--- begin ---

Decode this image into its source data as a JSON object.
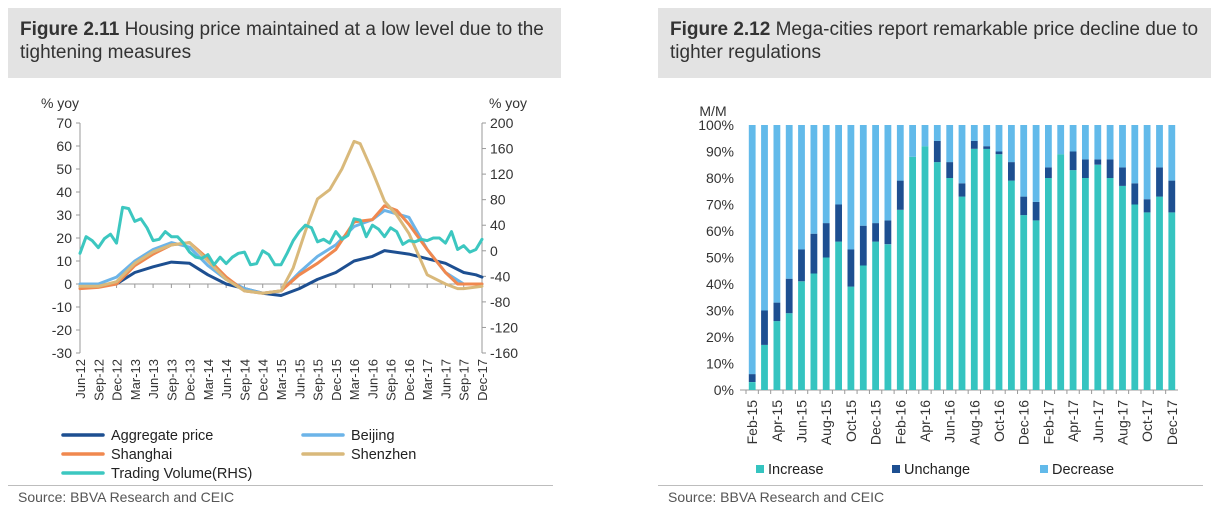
{
  "chart_data": [
    {
      "type": "line",
      "figure_label": "Figure 2.11",
      "title": "Housing price maintained at a low level due to the tightening measures",
      "ylabel_left": "% yoy",
      "ylabel_right": "% yoy",
      "ylim_left": [
        -30,
        70
      ],
      "ylim_right": [
        -160,
        200
      ],
      "yticks_left": [
        70,
        60,
        50,
        40,
        30,
        20,
        10,
        0,
        -10,
        -20,
        -30
      ],
      "yticks_right": [
        200,
        160,
        120,
        80,
        40,
        0,
        -40,
        -80,
        -120,
        -160
      ],
      "x_tick_labels": [
        "Jun-12",
        "Sep-12",
        "Dec-12",
        "Mar-13",
        "Jun-13",
        "Sep-13",
        "Dec-13",
        "Mar-14",
        "Jun-14",
        "Sep-14",
        "Dec-14",
        "Mar-15",
        "Jun-15",
        "Sep-15",
        "Dec-15",
        "Mar-16",
        "Jun-16",
        "Sep-16",
        "Dec-16",
        "Mar-17",
        "Jun-17",
        "Sep-17",
        "Dec-17"
      ],
      "x_tick_positions": [
        0,
        3,
        6,
        9,
        12,
        15,
        18,
        21,
        24,
        27,
        30,
        33,
        36,
        39,
        42,
        45,
        48,
        51,
        54,
        57,
        60,
        63,
        66
      ],
      "series": [
        {
          "name": "Aggregate price",
          "axis": "left",
          "color": "#1d4f91",
          "points": [
            [
              0,
              -1
            ],
            [
              6,
              0
            ],
            [
              9,
              5
            ],
            [
              12,
              7.5
            ],
            [
              15,
              9.5
            ],
            [
              18,
              9
            ],
            [
              21,
              4
            ],
            [
              24,
              0
            ],
            [
              27,
              -2
            ],
            [
              30,
              -4
            ],
            [
              33,
              -5
            ],
            [
              36,
              -2
            ],
            [
              39,
              2
            ],
            [
              42,
              5
            ],
            [
              45,
              10
            ],
            [
              48,
              12
            ],
            [
              50,
              14.5
            ],
            [
              54,
              13
            ],
            [
              57,
              11
            ],
            [
              60,
              9
            ],
            [
              63,
              5
            ],
            [
              65,
              4
            ],
            [
              66,
              3
            ]
          ]
        },
        {
          "name": "Beijing",
          "axis": "left",
          "color": "#6cb4e8",
          "points": [
            [
              0,
              0
            ],
            [
              3,
              0
            ],
            [
              6,
              3
            ],
            [
              9,
              10
            ],
            [
              12,
              15
            ],
            [
              15,
              18
            ],
            [
              18,
              16
            ],
            [
              21,
              8
            ],
            [
              24,
              2
            ],
            [
              27,
              -2
            ],
            [
              30,
              -4
            ],
            [
              33,
              -3
            ],
            [
              36,
              5
            ],
            [
              39,
              12
            ],
            [
              42,
              17
            ],
            [
              45,
              25
            ],
            [
              48,
              28
            ],
            [
              50,
              32
            ],
            [
              54,
              29
            ],
            [
              57,
              15
            ],
            [
              60,
              5
            ],
            [
              63,
              0
            ],
            [
              66,
              0
            ]
          ]
        },
        {
          "name": "Shanghai",
          "axis": "left",
          "color": "#f0884f",
          "points": [
            [
              0,
              -2
            ],
            [
              3,
              -1.5
            ],
            [
              6,
              0
            ],
            [
              9,
              8
            ],
            [
              12,
              13
            ],
            [
              15,
              17
            ],
            [
              18,
              18
            ],
            [
              21,
              11
            ],
            [
              24,
              3
            ],
            [
              27,
              -3
            ],
            [
              30,
              -4
            ],
            [
              33,
              -3
            ],
            [
              36,
              4
            ],
            [
              39,
              9
            ],
            [
              42,
              15
            ],
            [
              45,
              27
            ],
            [
              48,
              28
            ],
            [
              50,
              34
            ],
            [
              52,
              32
            ],
            [
              54,
              26
            ],
            [
              57,
              15
            ],
            [
              60,
              5
            ],
            [
              62,
              0
            ],
            [
              66,
              0
            ]
          ]
        },
        {
          "name": "Shenzhen",
          "axis": "left",
          "color": "#d9b97b",
          "points": [
            [
              0,
              -1
            ],
            [
              3,
              -1
            ],
            [
              6,
              1
            ],
            [
              9,
              9
            ],
            [
              12,
              14
            ],
            [
              15,
              17
            ],
            [
              18,
              18
            ],
            [
              21,
              10
            ],
            [
              24,
              2
            ],
            [
              27,
              -3
            ],
            [
              30,
              -4
            ],
            [
              33,
              -3
            ],
            [
              35,
              7
            ],
            [
              37,
              23
            ],
            [
              39,
              37
            ],
            [
              41,
              41
            ],
            [
              43,
              50
            ],
            [
              45,
              62
            ],
            [
              46,
              61
            ],
            [
              48,
              49
            ],
            [
              50,
              36
            ],
            [
              52,
              30
            ],
            [
              54,
              22
            ],
            [
              57,
              4
            ],
            [
              60,
              0
            ],
            [
              62,
              -2
            ],
            [
              63,
              -2
            ],
            [
              66,
              -1
            ]
          ]
        },
        {
          "name": "Trading Volume(RHS)",
          "axis": "right",
          "color": "#3cc7c0",
          "points": [
            [
              0,
              -4
            ],
            [
              1,
              22
            ],
            [
              2,
              16
            ],
            [
              3,
              5
            ],
            [
              4,
              19
            ],
            [
              5,
              26
            ],
            [
              6,
              12
            ],
            [
              7,
              68
            ],
            [
              8,
              66
            ],
            [
              9,
              46
            ],
            [
              10,
              50
            ],
            [
              11,
              36
            ],
            [
              12,
              16
            ],
            [
              13,
              18
            ],
            [
              14,
              30
            ],
            [
              15,
              22
            ],
            [
              16,
              22
            ],
            [
              17,
              12
            ],
            [
              18,
              -2
            ],
            [
              19,
              -10
            ],
            [
              20,
              -12
            ],
            [
              21,
              -6
            ],
            [
              22,
              -22
            ],
            [
              23,
              -10
            ],
            [
              24,
              -20
            ],
            [
              25,
              -10
            ],
            [
              26,
              -4
            ],
            [
              27,
              -2
            ],
            [
              28,
              -22
            ],
            [
              29,
              -20
            ],
            [
              30,
              0
            ],
            [
              31,
              -6
            ],
            [
              32,
              -22
            ],
            [
              33,
              -22
            ],
            [
              34,
              -4
            ],
            [
              35,
              16
            ],
            [
              36,
              30
            ],
            [
              37,
              40
            ],
            [
              38,
              36
            ],
            [
              39,
              14
            ],
            [
              40,
              18
            ],
            [
              41,
              12
            ],
            [
              42,
              30
            ],
            [
              43,
              18
            ],
            [
              44,
              24
            ],
            [
              45,
              50
            ],
            [
              46,
              48
            ],
            [
              47,
              22
            ],
            [
              48,
              40
            ],
            [
              49,
              34
            ],
            [
              50,
              22
            ],
            [
              51,
              36
            ],
            [
              52,
              30
            ],
            [
              53,
              10
            ],
            [
              54,
              16
            ],
            [
              55,
              14
            ],
            [
              56,
              18
            ],
            [
              57,
              16
            ],
            [
              58,
              20
            ],
            [
              59,
              20
            ],
            [
              60,
              12
            ],
            [
              61,
              30
            ],
            [
              62,
              2
            ],
            [
              63,
              8
            ],
            [
              64,
              -2
            ],
            [
              65,
              2
            ],
            [
              66,
              18
            ]
          ]
        }
      ],
      "legend": [
        "Aggregate price",
        "Beijing",
        "Shanghai",
        "Shenzhen",
        "Trading Volume(RHS)"
      ],
      "legend_position": "bottom",
      "source": "Source: BBVA Research and CEIC"
    },
    {
      "type": "bar",
      "stacked": true,
      "figure_label": "Figure 2.12",
      "title": "Mega-cities report remarkable price decline due to tighter regulations",
      "ylabel": "M/M",
      "ylim": [
        0,
        100
      ],
      "yticks": [
        "100%",
        "90%",
        "80%",
        "70%",
        "60%",
        "50%",
        "40%",
        "30%",
        "20%",
        "10%",
        "0%"
      ],
      "categories": [
        "Feb-15",
        "Mar-15",
        "Apr-15",
        "May-15",
        "Jun-15",
        "Jul-15",
        "Aug-15",
        "Sep-15",
        "Oct-15",
        "Nov-15",
        "Dec-15",
        "Jan-16",
        "Feb-16",
        "Mar-16",
        "Apr-16",
        "May-16",
        "Jun-16",
        "Jul-16",
        "Aug-16",
        "Sep-16",
        "Oct-16",
        "Nov-16",
        "Dec-16",
        "Jan-17",
        "Feb-17",
        "Mar-17",
        "Apr-17",
        "May-17",
        "Jun-17",
        "Jul-17",
        "Aug-17",
        "Sep-17",
        "Oct-17",
        "Nov-17",
        "Dec-17"
      ],
      "x_tick_labels": [
        "Feb-15",
        "Apr-15",
        "Jun-15",
        "Aug-15",
        "Oct-15",
        "Dec-15",
        "Feb-16",
        "Apr-16",
        "Jun-16",
        "Aug-16",
        "Oct-16",
        "Dec-16",
        "Feb-17",
        "Apr-17",
        "Jun-17",
        "Aug-17",
        "Oct-17",
        "Dec-17"
      ],
      "series": [
        {
          "name": "Increase",
          "color": "#35c4c0",
          "values": [
            3,
            17,
            26,
            29,
            41,
            44,
            50,
            56,
            39,
            47,
            56,
            55,
            68,
            88,
            92,
            86,
            80,
            73,
            91,
            91,
            89,
            79,
            66,
            64,
            80,
            89,
            83,
            80,
            85,
            80,
            77,
            70,
            67,
            73,
            67
          ]
        },
        {
          "name": "Unchange",
          "color": "#1d4f91",
          "values": [
            3,
            13,
            7,
            13,
            12,
            15,
            13,
            14,
            14,
            15,
            7,
            9,
            11,
            0,
            0,
            8,
            6,
            5,
            3,
            1,
            1,
            7,
            7,
            7,
            4,
            0,
            7,
            7,
            2,
            7,
            7,
            8,
            5,
            11,
            12
          ]
        },
        {
          "name": "Decrease",
          "color": "#62baea",
          "values": [
            94,
            70,
            67,
            58,
            47,
            41,
            37,
            30,
            47,
            38,
            37,
            36,
            21,
            12,
            8,
            6,
            14,
            22,
            6,
            8,
            10,
            14,
            27,
            29,
            16,
            11,
            10,
            13,
            13,
            13,
            16,
            22,
            28,
            16,
            21
          ]
        }
      ],
      "legend": [
        "Increase",
        "Unchange",
        "Decrease"
      ],
      "legend_position": "bottom",
      "source": "Source: BBVA Research and CEIC"
    }
  ]
}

--- end ---

## What you should do:
From the records above, pull out each line that has "Trading".

## Result below:
          "name": "Trading Volume(RHS)",
        "Trading Volume(RHS)"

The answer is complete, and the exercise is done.